WRITTEN REQUEST:
Gather up all lines that carry the word "this".

═══ STORED RECORDS ═══

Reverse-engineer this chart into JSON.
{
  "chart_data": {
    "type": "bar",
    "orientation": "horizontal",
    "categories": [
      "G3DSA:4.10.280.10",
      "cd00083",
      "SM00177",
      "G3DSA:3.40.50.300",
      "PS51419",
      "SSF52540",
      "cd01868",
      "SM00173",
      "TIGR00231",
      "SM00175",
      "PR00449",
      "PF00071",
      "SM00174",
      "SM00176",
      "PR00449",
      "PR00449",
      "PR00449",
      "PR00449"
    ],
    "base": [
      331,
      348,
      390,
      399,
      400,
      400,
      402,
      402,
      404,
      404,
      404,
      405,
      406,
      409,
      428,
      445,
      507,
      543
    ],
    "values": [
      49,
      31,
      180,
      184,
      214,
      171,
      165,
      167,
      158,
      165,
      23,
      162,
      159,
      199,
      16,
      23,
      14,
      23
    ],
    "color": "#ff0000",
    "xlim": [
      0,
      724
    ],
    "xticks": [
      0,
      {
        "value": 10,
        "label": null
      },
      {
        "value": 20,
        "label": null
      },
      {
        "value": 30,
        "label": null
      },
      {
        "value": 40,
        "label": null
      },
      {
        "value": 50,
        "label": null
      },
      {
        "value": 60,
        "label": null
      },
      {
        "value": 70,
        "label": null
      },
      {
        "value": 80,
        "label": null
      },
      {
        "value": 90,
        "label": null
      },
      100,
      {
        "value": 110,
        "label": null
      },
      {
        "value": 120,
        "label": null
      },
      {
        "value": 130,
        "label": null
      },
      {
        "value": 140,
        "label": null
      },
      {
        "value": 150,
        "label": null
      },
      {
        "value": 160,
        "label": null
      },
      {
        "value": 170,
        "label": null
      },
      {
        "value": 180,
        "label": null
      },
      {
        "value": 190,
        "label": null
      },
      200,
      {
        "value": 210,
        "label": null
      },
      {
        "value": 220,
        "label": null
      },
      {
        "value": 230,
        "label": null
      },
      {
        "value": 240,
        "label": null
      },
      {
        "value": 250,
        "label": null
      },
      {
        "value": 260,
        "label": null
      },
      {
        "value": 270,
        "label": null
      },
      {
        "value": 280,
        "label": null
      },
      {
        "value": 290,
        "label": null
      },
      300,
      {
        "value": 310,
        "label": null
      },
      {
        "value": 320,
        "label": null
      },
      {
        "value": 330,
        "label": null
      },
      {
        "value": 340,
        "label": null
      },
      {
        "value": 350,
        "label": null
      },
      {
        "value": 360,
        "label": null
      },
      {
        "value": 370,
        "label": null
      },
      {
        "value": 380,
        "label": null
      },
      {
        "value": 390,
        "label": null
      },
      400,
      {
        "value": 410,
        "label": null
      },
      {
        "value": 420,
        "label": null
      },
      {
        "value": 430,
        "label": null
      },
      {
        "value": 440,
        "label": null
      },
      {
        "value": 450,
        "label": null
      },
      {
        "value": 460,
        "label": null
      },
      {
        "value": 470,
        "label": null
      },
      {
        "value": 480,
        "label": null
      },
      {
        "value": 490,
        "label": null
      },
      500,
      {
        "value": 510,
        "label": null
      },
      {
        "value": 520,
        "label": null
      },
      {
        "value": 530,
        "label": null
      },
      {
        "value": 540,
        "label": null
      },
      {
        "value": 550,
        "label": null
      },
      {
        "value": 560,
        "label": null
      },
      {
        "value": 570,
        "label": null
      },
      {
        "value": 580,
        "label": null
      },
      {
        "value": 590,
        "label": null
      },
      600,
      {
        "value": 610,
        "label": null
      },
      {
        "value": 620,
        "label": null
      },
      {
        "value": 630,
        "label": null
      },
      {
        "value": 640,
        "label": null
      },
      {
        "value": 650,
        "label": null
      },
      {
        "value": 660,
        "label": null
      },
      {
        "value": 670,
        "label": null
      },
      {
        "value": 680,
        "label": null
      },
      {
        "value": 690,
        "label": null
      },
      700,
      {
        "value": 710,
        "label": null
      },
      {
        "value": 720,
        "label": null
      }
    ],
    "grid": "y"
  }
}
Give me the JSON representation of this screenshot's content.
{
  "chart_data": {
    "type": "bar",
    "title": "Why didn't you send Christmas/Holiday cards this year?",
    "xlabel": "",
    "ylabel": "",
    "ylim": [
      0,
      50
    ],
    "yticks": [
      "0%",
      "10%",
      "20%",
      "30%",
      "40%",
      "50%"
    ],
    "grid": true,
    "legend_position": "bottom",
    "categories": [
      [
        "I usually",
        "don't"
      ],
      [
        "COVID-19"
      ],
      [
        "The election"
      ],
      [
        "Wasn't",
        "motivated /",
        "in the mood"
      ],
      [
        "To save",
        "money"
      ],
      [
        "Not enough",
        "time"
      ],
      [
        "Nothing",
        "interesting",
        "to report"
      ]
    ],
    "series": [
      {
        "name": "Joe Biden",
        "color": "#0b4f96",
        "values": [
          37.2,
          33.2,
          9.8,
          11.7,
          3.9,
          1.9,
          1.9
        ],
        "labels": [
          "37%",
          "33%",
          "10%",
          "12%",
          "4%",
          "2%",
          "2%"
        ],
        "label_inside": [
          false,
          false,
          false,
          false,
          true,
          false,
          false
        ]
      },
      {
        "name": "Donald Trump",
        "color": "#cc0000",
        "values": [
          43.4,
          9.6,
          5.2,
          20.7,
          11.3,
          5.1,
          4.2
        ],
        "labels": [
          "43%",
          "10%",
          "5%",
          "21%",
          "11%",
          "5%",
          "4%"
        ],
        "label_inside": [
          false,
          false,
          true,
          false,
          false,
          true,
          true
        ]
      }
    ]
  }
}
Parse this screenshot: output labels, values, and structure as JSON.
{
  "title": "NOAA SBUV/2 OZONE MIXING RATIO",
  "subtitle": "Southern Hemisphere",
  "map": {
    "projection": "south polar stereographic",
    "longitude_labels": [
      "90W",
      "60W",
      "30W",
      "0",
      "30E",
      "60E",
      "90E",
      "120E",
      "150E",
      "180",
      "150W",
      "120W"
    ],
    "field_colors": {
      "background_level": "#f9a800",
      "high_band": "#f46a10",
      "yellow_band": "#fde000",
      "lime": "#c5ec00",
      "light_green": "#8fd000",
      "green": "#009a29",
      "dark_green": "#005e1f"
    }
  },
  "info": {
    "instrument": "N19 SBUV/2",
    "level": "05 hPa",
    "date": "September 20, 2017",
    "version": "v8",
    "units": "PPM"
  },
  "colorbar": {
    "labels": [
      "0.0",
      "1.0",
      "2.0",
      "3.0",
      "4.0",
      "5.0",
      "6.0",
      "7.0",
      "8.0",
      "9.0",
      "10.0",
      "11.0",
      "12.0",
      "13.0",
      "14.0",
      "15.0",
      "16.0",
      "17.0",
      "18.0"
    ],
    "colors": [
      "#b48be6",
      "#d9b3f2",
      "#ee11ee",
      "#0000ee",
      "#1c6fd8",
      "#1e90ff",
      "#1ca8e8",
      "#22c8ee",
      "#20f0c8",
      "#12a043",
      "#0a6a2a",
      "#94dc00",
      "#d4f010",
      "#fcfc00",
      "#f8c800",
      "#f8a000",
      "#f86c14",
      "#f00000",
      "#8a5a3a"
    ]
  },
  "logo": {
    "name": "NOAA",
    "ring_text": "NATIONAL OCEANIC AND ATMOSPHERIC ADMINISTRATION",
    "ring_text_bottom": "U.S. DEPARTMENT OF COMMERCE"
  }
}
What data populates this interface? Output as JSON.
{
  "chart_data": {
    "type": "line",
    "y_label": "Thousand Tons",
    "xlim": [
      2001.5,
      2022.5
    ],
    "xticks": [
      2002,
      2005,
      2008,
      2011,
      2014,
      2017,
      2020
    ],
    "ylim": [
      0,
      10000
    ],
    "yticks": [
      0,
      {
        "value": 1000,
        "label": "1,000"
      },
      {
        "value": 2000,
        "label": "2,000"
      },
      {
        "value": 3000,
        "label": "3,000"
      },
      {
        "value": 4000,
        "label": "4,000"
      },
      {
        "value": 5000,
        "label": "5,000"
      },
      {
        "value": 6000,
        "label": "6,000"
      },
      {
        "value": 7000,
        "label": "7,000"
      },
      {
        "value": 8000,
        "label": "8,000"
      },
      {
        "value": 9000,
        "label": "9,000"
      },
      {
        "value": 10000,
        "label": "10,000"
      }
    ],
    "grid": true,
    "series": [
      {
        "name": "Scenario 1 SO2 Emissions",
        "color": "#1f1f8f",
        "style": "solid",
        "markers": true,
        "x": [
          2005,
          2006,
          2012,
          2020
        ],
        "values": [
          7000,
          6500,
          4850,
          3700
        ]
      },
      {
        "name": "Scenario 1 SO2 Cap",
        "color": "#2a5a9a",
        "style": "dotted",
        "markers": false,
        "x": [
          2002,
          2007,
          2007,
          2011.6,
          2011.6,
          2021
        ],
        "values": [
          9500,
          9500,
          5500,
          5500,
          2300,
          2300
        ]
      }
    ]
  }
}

═══

REPLY:
Reverse-engineer this chart into JSON.
Give me the JSON representation of this screenshot's content.
    "title": "Why didn't you send Christmas/Holiday cards this year?",
Parse this screenshot: output labels, values, and structure as JSON.
What data populates this interface? Output as JSON.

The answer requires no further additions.